- Your objective
Pick out the lines below that include the string "который".

(Extracted records)
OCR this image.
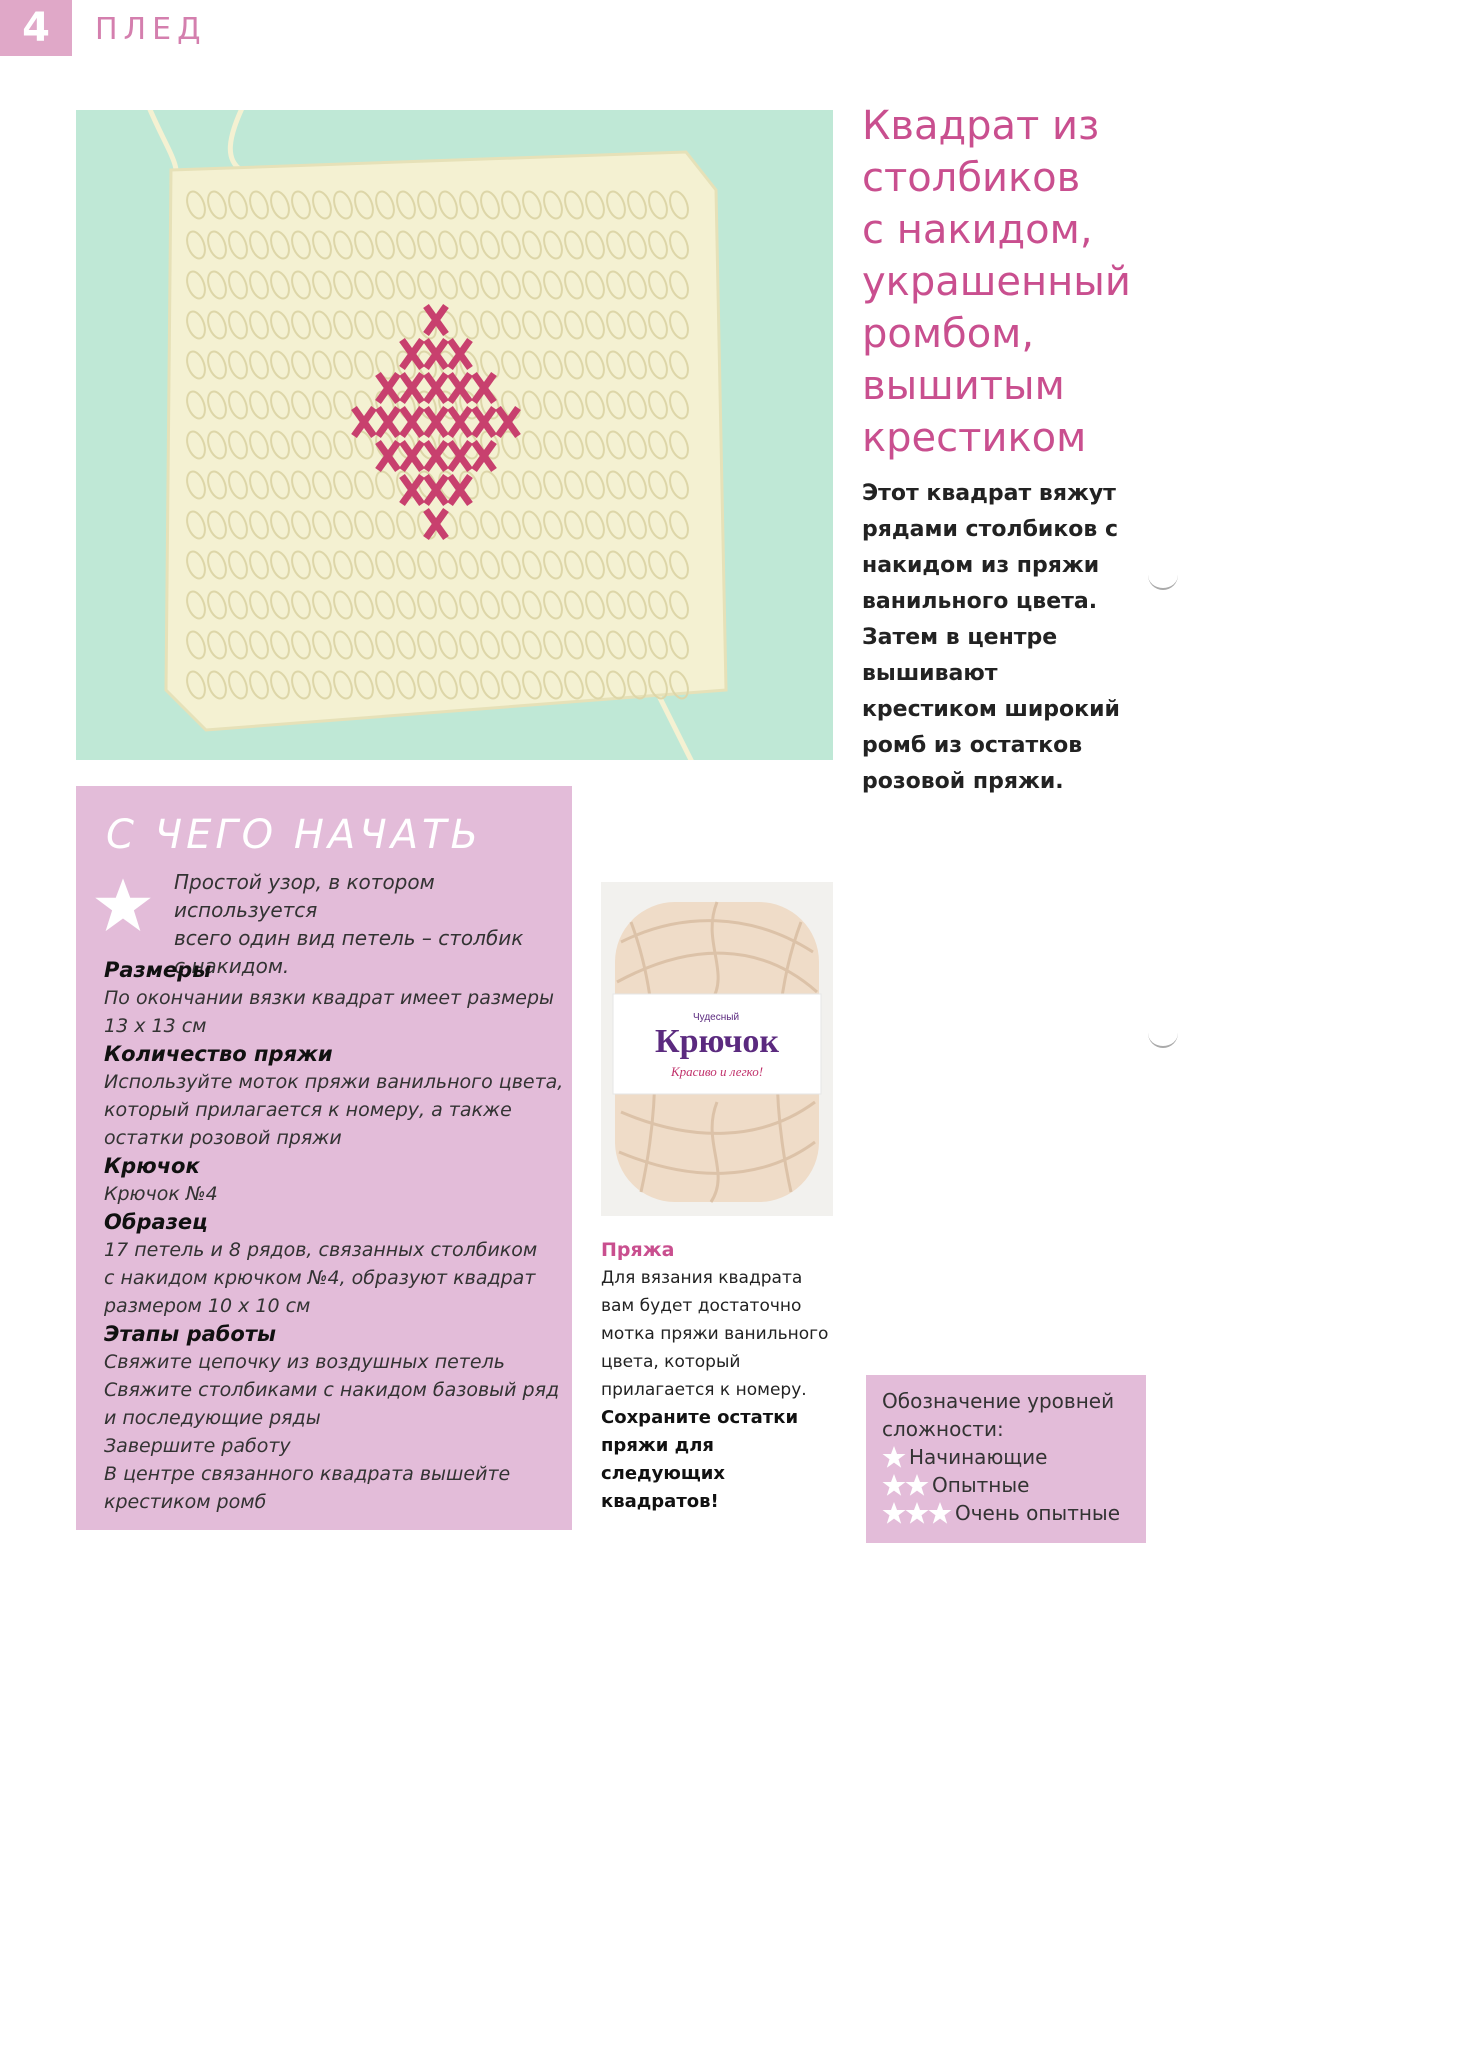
4	ПЛЕД
Квадрат из
столбиков
с накидом,
украшенный
ромбом,
вышитым
крестиком

Этот квадрат вяжут
рядами столбиков с
накидом из пряжи
ванильного цвета.
Затем в центре
вышивают
крестиком широкий
ромб из остатков
розовой пряжи.

С ЧЕГО НАЧАТЬ
Простой узор, в котором используется
всего один вид петель – столбик
с накидом.
Размеры
По окончании вязки квадрат имеет размеры
13 х 13 см
Количество пряжи
Используйте моток пряжи ванильного цвета,
который прилагается к номеру, а также
остатки розовой пряжи
Крючок
Крючок №4
Образец
17 петель и 8 рядов, связанных столбиком
с накидом крючком №4, образуют квадрат
размером 10 х 10 см
Этапы работы
Свяжите цепочку из воздушных петель
Свяжите столбиками с накидом базовый ряд
и последующие ряды
Завершите работу
В центре связанного квадрата вышейте
крестиком ромб
Чудесный
Крючок
Красиво и легко!
Пряжа
Для вязания квадрата
вам будет достаточно
мотка пряжи ванильного
цвета, который
прилагается к номеру.
Сохраните остатки
пряжи для
следующих
квадратов!
Обозначение уровней
сложности:
Начинающие
Опытные
Очень опытные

- Correct response
который прилагается к номеру, а также
цвета, который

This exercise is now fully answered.